Dataset records:
BEGIN
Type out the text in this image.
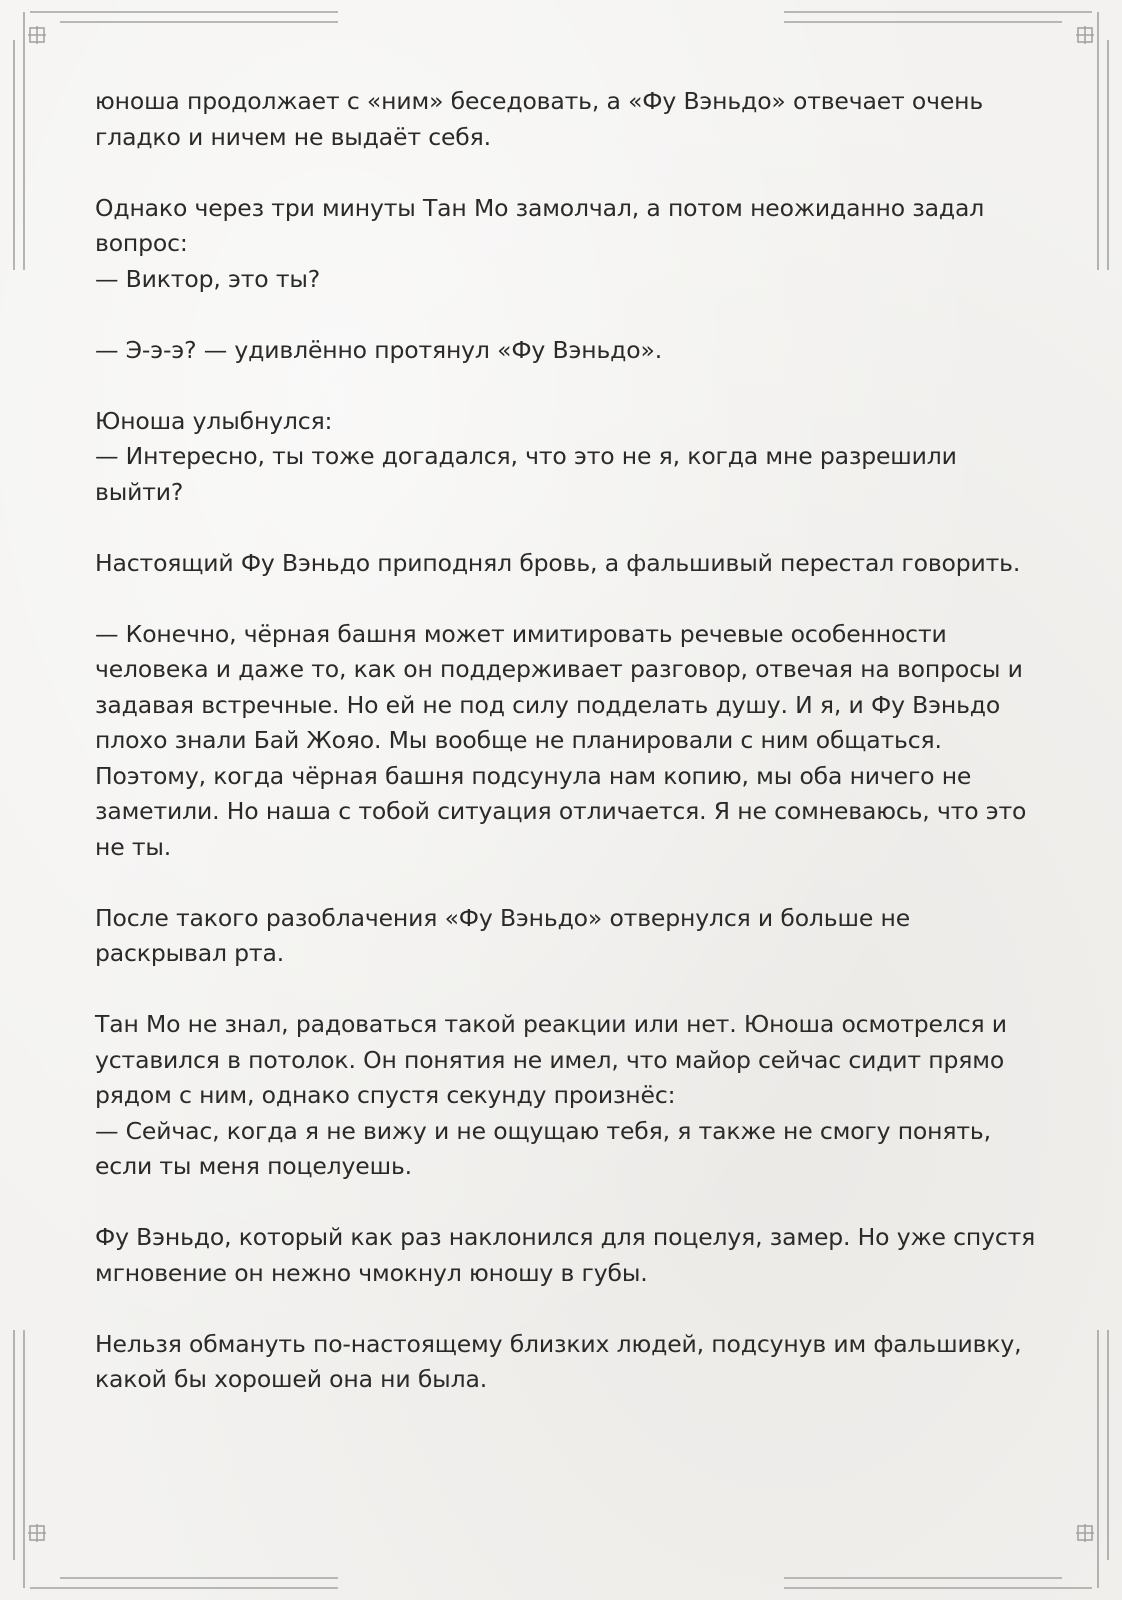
юноша продолжает с «ним» беседовать, а «Фу Вэньдо» отвечает очень
гладко и ничем не выдаёт себя.

Однако через три минуты Тан Мо замолчал, а потом неожиданно задал
вопрос:
— Виктор, это ты?

— Э-э-э? — удивлённо протянул «Фу Вэньдо».

Юноша улыбнулся:
— Интересно, ты тоже догадался, что это не я, когда мне разрешили
выйти?

Настоящий Фу Вэньдо приподнял бровь, а фальшивый перестал говорить.

— Конечно, чёрная башня может имитировать речевые особенности
человека и даже то, как он поддерживает разговор, отвечая на вопросы и
задавая встречные. Но ей не под силу подделать душу. И я, и Фу Вэньдо
плохо знали Бай Жояо. Мы вообще не планировали с ним общаться.
Поэтому, когда чёрная башня подсунула нам копию, мы оба ничего не
заметили. Но наша с тобой ситуация отличается. Я не сомневаюсь, что это
не ты.

После такого разоблачения «Фу Вэньдо» отвернулся и больше не
раскрывал рта.

Тан Мо не знал, радоваться такой реакции или нет. Юноша осмотрелся и
уставился в потолок. Он понятия не имел, что майор сейчас сидит прямо
рядом с ним, однако спустя секунду произнёс:
— Сейчас, когда я не вижу и не ощущаю тебя, я также не смогу понять,
если ты меня поцелуешь.

Фу Вэньдо, который как раз наклонился для поцелуя, замер. Но уже спустя
мгновение он нежно чмокнул юношу в губы.

Нельзя обмануть по-настоящему близких людей, подсунув им фальшивку,
какой бы хорошей она ни была.
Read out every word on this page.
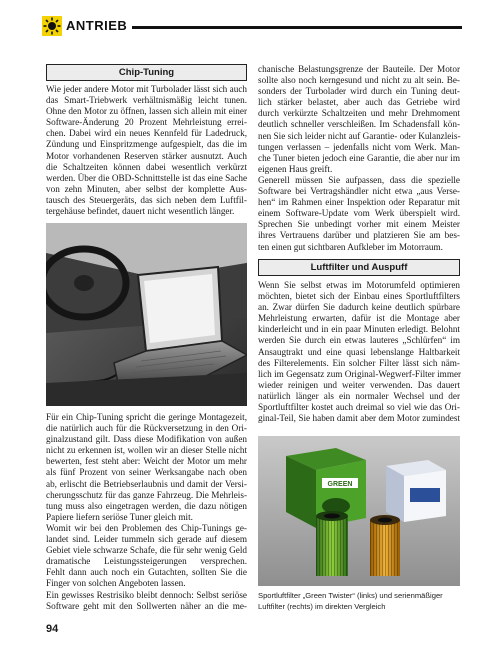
ANTRIEB
Chip-Tuning
Wie jeder andere Motor mit Turbolader lässt sich auch
das Smart-Triebwerk verhältnismäßig leicht tunen.
Ohne den Motor zu öffnen, lassen sich allein mit einer
Software-Änderung 20 Prozent Mehrleistung errei-
chen. Dabei wird ein neues Kennfeld für Ladedruck,
Zündung und Einspritzmenge aufgespielt, das die im
Motor vorhandenen Reserven stärker ausnutzt. Auch
die Schaltzeiten können dabei wesentlich verkürzt
werden. Über die OBD-Schnittstelle ist das eine Sache
von zehn Minuten, aber selbst der komplette Aus-
tausch des Steuergeräts, das sich neben dem Luftfil-
tergehäuse befindet, dauert nicht wesentlich länger.
Für ein Chip-Tuning spricht die geringe Montagezeit,
die natürlich auch für die Rückversetzung in den Ori-
ginalzustand gilt. Dass diese Modifikation von außen
nicht zu erkennen ist, wollen wir an dieser Stelle nicht
bewerten, fest steht aber: Weicht der Motor um mehr
als fünf Prozent von seiner Werksangabe nach oben
ab, erlischt die Betriebserlaubnis und damit der Versi-
cherungsschutz für das ganze Fahrzeug. Die Mehrleis-
tung muss also eingetragen werden, die dazu nötigen
Papiere liefern seriöse Tuner gleich mit.
Womit wir bei den Problemen des Chip-Tunings ge-
landet sind. Leider tummeln sich gerade auf diesem
Gebiet viele schwarze Schafe, die für sehr wenig Geld
dramatische Leistungssteigerungen versprechen.
Fehlt dann auch noch ein Gutachten, sollten Sie die
Finger von solchen Angeboten lassen.
Ein gewisses Restrisiko bleibt dennoch: Selbst seriöse
Software geht mit den Sollwerten näher an die me-
chanische Belastungsgrenze der Bauteile. Der Motor
sollte also noch kerngesund und nicht zu alt sein. Be-
sonders der Turbolader wird durch ein Tuning deut-
lich stärker belastet, aber auch das Getriebe wird
durch verkürzte Schaltzeiten und mehr Drehmoment
deutlich schneller verschleißen. Im Schadensfall kön-
nen Sie sich leider nicht auf Garantie- oder Kulanzleis-
tungen verlassen – jedenfalls nicht vom Werk. Man-
che Tuner bieten jedoch eine Garantie, die aber nur im
eigenen Haus greift.
Generell müssen Sie aufpassen, dass die spezielle
Software bei Vertragshändler nicht etwa „aus Verse-
hen“ im Rahmen einer Inspektion oder Reparatur mit
einem Software-Update vom Werk überspielt wird.
Sprechen Sie unbedingt vorher mit einem Meister
ihres Vertrauens darüber und platzieren Sie am bes-
ten einen gut sichtbaren Aufkleber im Motorraum.
Luftfilter und Auspuff
Wenn Sie selbst etwas im Motorumfeld optimieren
möchten, bietet sich der Einbau eines Sportluftfilters
an. Zwar dürfen Sie dadurch keine deutlich spürbare
Mehrleistung erwarten, dafür ist die Montage aber
kinderleicht und in ein paar Minuten erledigt. Belohnt
werden Sie durch ein etwas lauteres „Schlürfen“ im
Ansaugtrakt und eine quasi lebenslange Haltbarkeit
des Filterelements. Ein solcher Filter lässt sich näm-
lich im Gegensatz zum Original-Wegwerf-Filter immer
wieder reinigen und weiter verwenden. Das dauert
natürlich länger als ein normaler Wechsel und der
Sportluftfilter kostet auch dreimal so viel wie das Ori-
ginal-Teil, Sie haben damit aber dem Motor zumindest
GREEN
Sportluftfilter „Green Twister“ (links) und serienmäßiger
Luftfilter (rechts) im direkten Vergleich
94
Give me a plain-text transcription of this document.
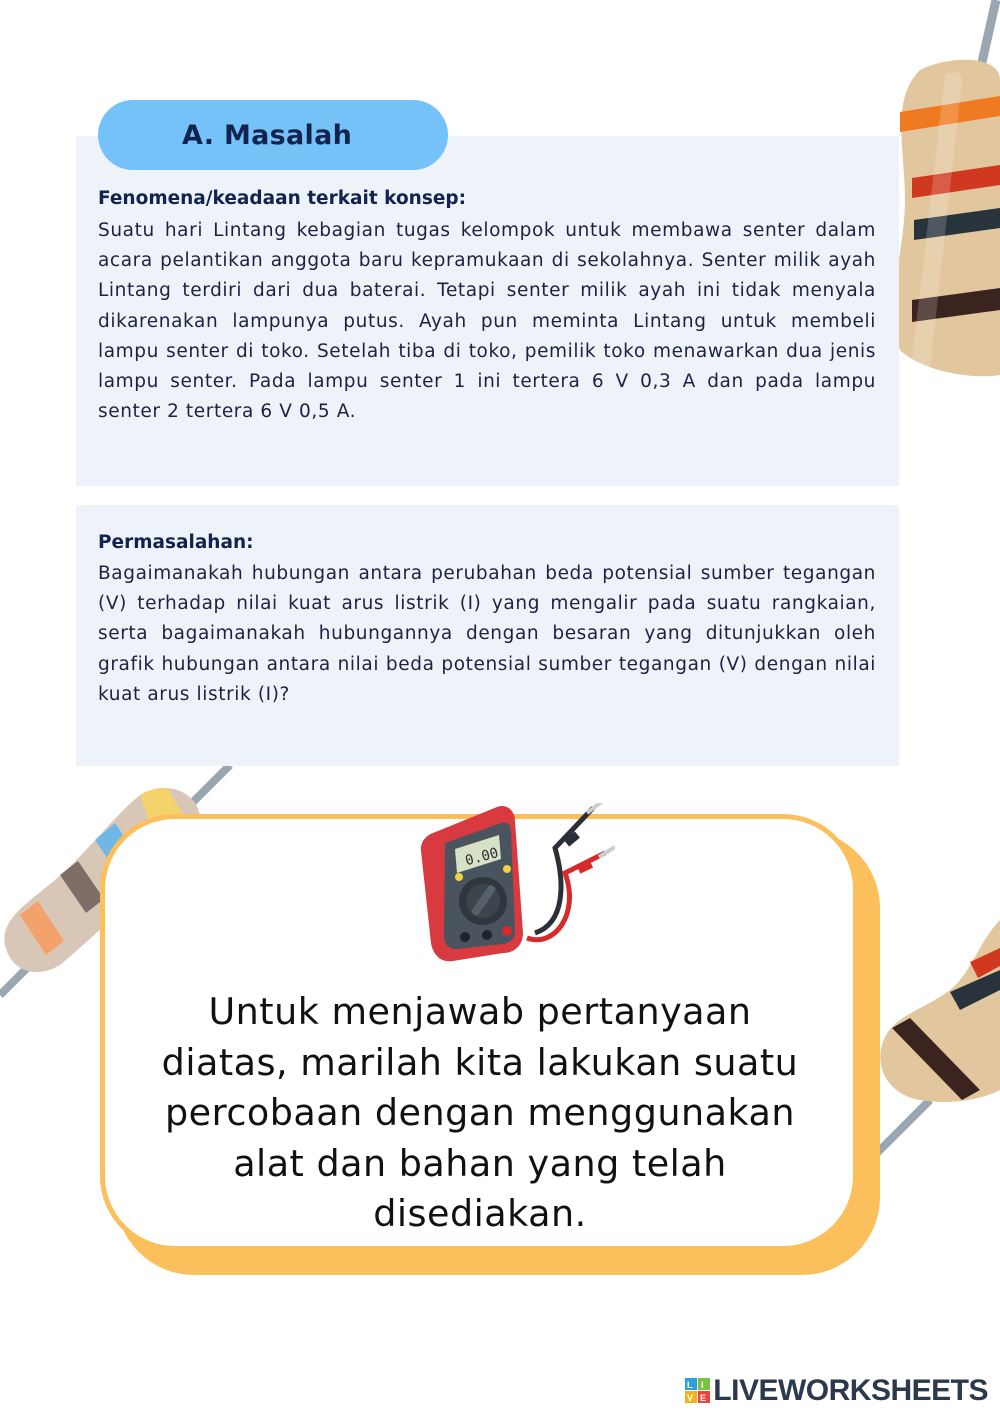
A. Masalah
Fenomena/keadaan terkait konsep:

Suatu hari Lintang kebagian tugas kelompok untuk membawa senter dalam acara pelantikan anggota baru kepramukaan di sekolahnya. Senter milik ayah Lintang terdiri dari dua baterai. Tetapi senter milik ayah ini tidak menyala dikarenakan lampunya putus. Ayah pun meminta Lintang untuk membeli lampu senter di toko. Setelah tiba di toko, pemilik toko menawarkan dua jenis lampu senter. Pada lampu senter 1 ini tertera 6 V 0,3 A dan pada lampu senter 2 tertera 6 V 0,5 A.

Permasalahan:

Bagaimanakah hubungan antara perubahan beda potensial sumber tegangan (V) terhadap nilai kuat arus listrik (I) yang mengalir pada suatu rangkaian, serta bagaimanakah hubungannya dengan besaran yang ditunjukkan oleh grafik hubungan antara nilai beda potensial sumber tegangan (V) dengan nilai kuat arus listrik (I)?

0.00

Untuk menjawab pertanyaan diatas, marilah kita lakukan suatu percobaan dengan menggunakan alat dan bahan yang telah disediakan.

L I
V E LIVEWORKSHEETS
END
- [CHALLENGE] Filter the listing for the word "wesentlich" and copy every line that holds it.

- [ANSWER FOR THIS EXERCISE]
die Schaltzeiten können dabei wesentlich verkürzt
tergehäuse befindet, dauert nicht wesentlich länger.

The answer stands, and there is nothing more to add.